* TÂCHE COURTE 1: Redonnez mot pour mot le passage de la chronique qui s'ouvre sur les mots contenant « Dirt Poor Robins - Anthems » et se ferme sur « nos jours ? ».

•••••

Dirt Poor Robins - Anthems to the Edge of the Earth
Chronique CD album (01:25:08)

- Style
Cabaret Metal orchestral - Label(s)
Autoproduction - Date de sortie
17 mai 2021 - écouter via bandcamp
J'ai un peu honte, si si. D'avoir cédé à la facilité. Mais c'est leur faute, aussi, aux Dirt Poor Robins ! À l'heure des playlists et du streaming, je ne savais même pas que ça se faisait encore les « Greatest Hits » ! Il y a un quart de siècle, quand sortir une compilation signifiait placer de nouveaux CD dans les bacs – et donc engranger quelques pépettes supplémentaires – OK, cela avait un sens... Mais de nos jours ?
D'autant qu'il semblerait qu'Anthems to the Edge of the Earth ne soit pas une sélection mitonnée par le groupe lui-même, mais plutôt un regroupement de leurs titres les plus écoutés en ligne... Pour ça, d'habitude, on laisse faire Deezer / Spotify / Youtube / TaMèreEnStream ! C'est plus ou moins l'une des fonctionnalités de base de ces fast foods de la consommation musicale, non ? Quoiqu'il en soit, oui, j'avoue mon Père : j'ai cédé à la tentation. Plutôt que d'aller dénicher les pépites à la dur, en parcourant dans son intégralité, machette à la main, l'immensité luxuriante d'une discographie déjà bien fournie, j'ai fondu sur cette sélection prédigérée pour me gaver du plus-meilleur-du-haut-du-panier des créations de ces fantastiques troubadours des temps modernes.

•••••

* TÂCHE COURTE 2: Transcrivez à l'identique toutes les lignes des enregistrements, en laissant les images hors de votre réponse, s'il vous plaît.

Annotations de mise en page d'images:
•••••

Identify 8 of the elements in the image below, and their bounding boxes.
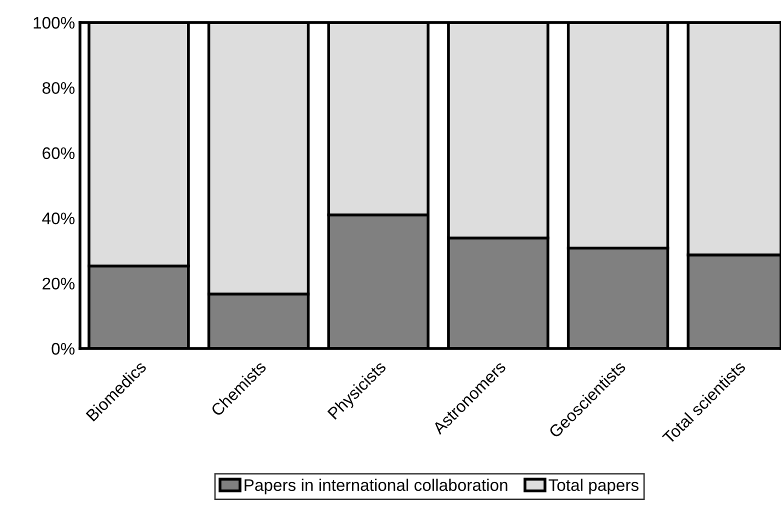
y-tick-label: 20% [42,278,75,290]
y-tick-label: 100% [34,16,75,29]
y-tick-label: 80% [42,82,75,94]
legend-label: Total papers [548,478,638,494]
y-tick-label: 60% [42,147,75,160]
y-tick-label: 40% [42,212,75,224]
y-tick-label: 0% [52,342,75,355]
legend-label: Papers in international collaboration [244,478,508,494]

•••••

* RÉPONSE RÉDIGÉE 1:
Dirt Poor Robins - Anthems to the Edge of the Earth
Chronique CD album (01:25:08)

- Style
Cabaret Metal orchestral - Label(s)
Autoproduction - Date de sortie
17 mai 2021 - écouter via bandcamp
J'ai un peu honte, si si. D'avoir cédé à la facilité. Mais c'est leur faute, aussi, aux Dirt Poor Robins ! À l'heure des playlists et du streaming, je ne savais même pas que ça se faisait encore les « Greatest Hits » ! Il y a un quart de siècle, quand sortir une compilation signifiait placer de nouveaux CD dans les bacs – et donc engranger quelques pépettes supplémentaires – OK, cela avait un sens... Mais de nos jours ?

* RÉPONSE RÉDIGÉE 2:
Identify 8 of the elements in the image below, and their bounding boxes.
y-tick-label: 20% [42,278,75,290]
y-tick-label: 100% [34,16,75,29]
y-tick-label: 80% [42,82,75,94]
legend-label: Total papers [548,478,638,494]
y-tick-label: 60% [42,147,75,160]
y-tick-label: 40% [42,212,75,224]
y-tick-label: 0% [52,342,75,355]
legend-label: Papers in international collaboration [244,478,508,494]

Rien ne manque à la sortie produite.